Put every one of the following lines into a numbered list, omitting any blank lines.

◆ ◆ ◆ ◆ ◆

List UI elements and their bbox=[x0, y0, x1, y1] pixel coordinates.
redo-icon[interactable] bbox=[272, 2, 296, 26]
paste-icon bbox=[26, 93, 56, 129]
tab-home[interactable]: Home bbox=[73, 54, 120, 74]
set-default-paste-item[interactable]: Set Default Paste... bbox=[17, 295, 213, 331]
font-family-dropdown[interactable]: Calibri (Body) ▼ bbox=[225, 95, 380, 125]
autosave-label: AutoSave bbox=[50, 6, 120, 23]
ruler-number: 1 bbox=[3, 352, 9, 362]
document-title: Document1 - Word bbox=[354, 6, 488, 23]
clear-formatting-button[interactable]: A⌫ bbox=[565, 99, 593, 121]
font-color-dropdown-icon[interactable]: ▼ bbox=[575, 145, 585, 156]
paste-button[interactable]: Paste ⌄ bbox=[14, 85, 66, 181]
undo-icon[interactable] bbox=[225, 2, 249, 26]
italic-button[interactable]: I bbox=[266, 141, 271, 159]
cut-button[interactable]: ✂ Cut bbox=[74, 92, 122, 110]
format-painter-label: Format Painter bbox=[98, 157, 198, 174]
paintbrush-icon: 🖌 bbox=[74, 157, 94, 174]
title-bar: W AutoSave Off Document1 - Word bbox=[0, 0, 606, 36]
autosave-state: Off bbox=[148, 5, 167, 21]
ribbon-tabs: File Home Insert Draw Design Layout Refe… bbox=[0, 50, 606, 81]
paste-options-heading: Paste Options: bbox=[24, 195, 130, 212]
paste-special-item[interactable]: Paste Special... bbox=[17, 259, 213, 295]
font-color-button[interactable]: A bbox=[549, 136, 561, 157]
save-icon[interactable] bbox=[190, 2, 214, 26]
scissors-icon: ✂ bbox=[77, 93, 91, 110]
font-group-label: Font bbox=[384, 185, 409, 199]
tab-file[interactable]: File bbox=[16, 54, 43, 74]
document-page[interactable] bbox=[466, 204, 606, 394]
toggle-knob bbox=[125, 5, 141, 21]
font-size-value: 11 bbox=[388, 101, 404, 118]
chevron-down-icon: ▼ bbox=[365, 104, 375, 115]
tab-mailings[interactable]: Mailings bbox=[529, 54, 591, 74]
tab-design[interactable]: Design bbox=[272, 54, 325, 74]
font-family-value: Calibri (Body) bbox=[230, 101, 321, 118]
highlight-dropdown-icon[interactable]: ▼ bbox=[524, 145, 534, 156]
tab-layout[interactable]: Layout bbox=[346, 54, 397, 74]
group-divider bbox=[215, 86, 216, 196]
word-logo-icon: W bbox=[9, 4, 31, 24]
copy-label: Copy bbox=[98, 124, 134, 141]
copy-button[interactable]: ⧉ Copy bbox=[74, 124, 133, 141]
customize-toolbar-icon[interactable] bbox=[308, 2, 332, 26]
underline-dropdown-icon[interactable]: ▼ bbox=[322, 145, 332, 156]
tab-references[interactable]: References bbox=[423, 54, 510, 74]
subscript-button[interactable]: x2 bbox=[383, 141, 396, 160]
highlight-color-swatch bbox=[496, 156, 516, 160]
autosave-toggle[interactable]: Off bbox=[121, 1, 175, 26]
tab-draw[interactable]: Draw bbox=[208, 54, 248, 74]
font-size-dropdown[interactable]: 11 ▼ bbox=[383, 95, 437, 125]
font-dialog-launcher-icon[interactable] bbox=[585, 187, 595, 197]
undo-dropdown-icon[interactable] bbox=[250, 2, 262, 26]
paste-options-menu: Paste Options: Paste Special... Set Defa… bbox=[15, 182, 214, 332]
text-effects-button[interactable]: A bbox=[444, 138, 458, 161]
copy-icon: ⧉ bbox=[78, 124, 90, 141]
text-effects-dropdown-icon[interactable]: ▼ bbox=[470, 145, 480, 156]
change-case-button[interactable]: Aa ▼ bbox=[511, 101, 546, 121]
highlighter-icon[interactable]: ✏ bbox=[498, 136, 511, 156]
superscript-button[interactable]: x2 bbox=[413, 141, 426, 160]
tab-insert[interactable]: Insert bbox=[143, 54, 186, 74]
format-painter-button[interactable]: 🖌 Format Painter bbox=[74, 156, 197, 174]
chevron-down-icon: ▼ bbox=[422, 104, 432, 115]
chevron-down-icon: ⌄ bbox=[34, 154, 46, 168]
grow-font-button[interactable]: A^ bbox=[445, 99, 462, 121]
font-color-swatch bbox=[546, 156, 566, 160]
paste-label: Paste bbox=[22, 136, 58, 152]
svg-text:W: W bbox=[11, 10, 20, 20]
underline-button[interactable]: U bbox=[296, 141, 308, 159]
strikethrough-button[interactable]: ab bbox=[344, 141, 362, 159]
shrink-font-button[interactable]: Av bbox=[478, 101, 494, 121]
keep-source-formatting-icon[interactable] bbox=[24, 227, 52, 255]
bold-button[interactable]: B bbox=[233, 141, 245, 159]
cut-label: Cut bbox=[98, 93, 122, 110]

◆ ◆ ◆ ◆ ◆

*Answer for the task*:
1. List UI elements and their bbox=[x0, y0, x1, y1] pixel coordinates.
2. redo-icon[interactable] bbox=[272, 2, 296, 26]
3. paste-icon bbox=[26, 93, 56, 129]
4. tab-home[interactable]: Home bbox=[73, 54, 120, 74]
5. set-default-paste-item[interactable]: Set Default Paste... bbox=[17, 295, 213, 331]
6. font-family-dropdown[interactable]: Calibri (Body) ▼ bbox=[225, 95, 380, 125]
7. autosave-label: AutoSave bbox=[50, 6, 120, 23]
8. ruler-number: 1 bbox=[3, 352, 9, 362]
9. document-title: Document1 - Word bbox=[354, 6, 488, 23]
10. clear-formatting-button[interactable]: A⌫ bbox=[565, 99, 593, 121]
11. font-color-dropdown-icon[interactable]: ▼ bbox=[575, 145, 585, 156]
12. paste-button[interactable]: Paste ⌄ bbox=[14, 85, 66, 181]
13. undo-icon[interactable] bbox=[225, 2, 249, 26]
14. italic-button[interactable]: I bbox=[266, 141, 271, 159]
15. cut-button[interactable]: ✂ Cut bbox=[74, 92, 122, 110]
16. format-painter-label: Format Painter bbox=[98, 157, 198, 174]
17. paintbrush-icon: 🖌 bbox=[74, 157, 94, 174]
18. title-bar: W AutoSave Off Document1 - Word bbox=[0, 0, 606, 36]
19. autosave-state: Off bbox=[148, 5, 167, 21]
20. ribbon-tabs: File Home Insert Draw Design Layout Refe… bbox=[0, 50, 606, 81]
21. paste-options-heading: Paste Options: bbox=[24, 195, 130, 212]
22. paste-special-item[interactable]: Paste Special... bbox=[17, 259, 213, 295]
23. font-color-button[interactable]: A bbox=[549, 136, 561, 157]
24. save-icon[interactable] bbox=[190, 2, 214, 26]
25. scissors-icon: ✂ bbox=[77, 93, 91, 110]
26. font-group-label: Font bbox=[384, 185, 409, 199]
27. tab-file[interactable]: File bbox=[16, 54, 43, 74]
28. document-page[interactable] bbox=[466, 204, 606, 394]
29. toggle-knob bbox=[125, 5, 141, 21]
30. font-size-value: 11 bbox=[388, 101, 404, 118]
31. chevron-down-icon: ▼ bbox=[365, 104, 375, 115]
32. tab-mailings[interactable]: Mailings bbox=[529, 54, 591, 74]
33. tab-design[interactable]: Design bbox=[272, 54, 325, 74]
34. font-family-value: Calibri (Body) bbox=[230, 101, 321, 118]
35. highlight-dropdown-icon[interactable]: ▼ bbox=[524, 145, 534, 156]
36. tab-layout[interactable]: Layout bbox=[346, 54, 397, 74]
37. group-divider bbox=[215, 86, 216, 196]
38. word-logo-icon: W bbox=[9, 4, 31, 24]
39. copy-label: Copy bbox=[98, 124, 134, 141]
40. copy-button[interactable]: ⧉ Copy bbox=[74, 124, 133, 141]
41. customize-toolbar-icon[interactable] bbox=[308, 2, 332, 26]
42. underline-dropdown-icon[interactable]: ▼ bbox=[322, 145, 332, 156]
43. tab-references[interactable]: References bbox=[423, 54, 510, 74]
44. subscript-button[interactable]: x2 bbox=[383, 141, 396, 160]
45. highlight-color-swatch bbox=[496, 156, 516, 160]
46. autosave-toggle[interactable]: Off bbox=[121, 1, 175, 26]
47. tab-draw[interactable]: Draw bbox=[208, 54, 248, 74]
48. font-size-dropdown[interactable]: 11 ▼ bbox=[383, 95, 437, 125]
49. font-dialog-launcher-icon[interactable] bbox=[585, 187, 595, 197]
50. undo-dropdown-icon[interactable] bbox=[250, 2, 262, 26]
51. paste-options-menu: Paste Options: Paste Special... Set Defa… bbox=[15, 182, 214, 332]
52. text-effects-button[interactable]: A bbox=[444, 138, 458, 161]
53. copy-icon: ⧉ bbox=[78, 124, 90, 141]
54. text-effects-dropdown-icon[interactable]: ▼ bbox=[470, 145, 480, 156]
55. change-case-button[interactable]: Aa ▼ bbox=[511, 101, 546, 121]
56. highlighter-icon[interactable]: ✏ bbox=[498, 136, 511, 156]
57. superscript-button[interactable]: x2 bbox=[413, 141, 426, 160]
58. tab-insert[interactable]: Insert bbox=[143, 54, 186, 74]
59. format-painter-button[interactable]: 🖌 Format Painter bbox=[74, 156, 197, 174]
60. chevron-down-icon: ▼ bbox=[422, 104, 432, 115]
61. chevron-down-icon: ⌄ bbox=[34, 154, 46, 168]
62. grow-font-button[interactable]: A^ bbox=[445, 99, 462, 121]
63. font-color-swatch bbox=[546, 156, 566, 160]
64. paste-label: Paste bbox=[22, 136, 58, 152]
65. svg-text:W: W bbox=[11, 10, 20, 20]
66. underline-button[interactable]: U bbox=[296, 141, 308, 159]
67. strikethrough-button[interactable]: ab bbox=[344, 141, 362, 159]
68. shrink-font-button[interactable]: Av bbox=[478, 101, 494, 121]
69. keep-source-formatting-icon[interactable] bbox=[24, 227, 52, 255]
70. bold-button[interactable]: B bbox=[233, 141, 245, 159]
71. cut-label: Cut bbox=[98, 93, 122, 110]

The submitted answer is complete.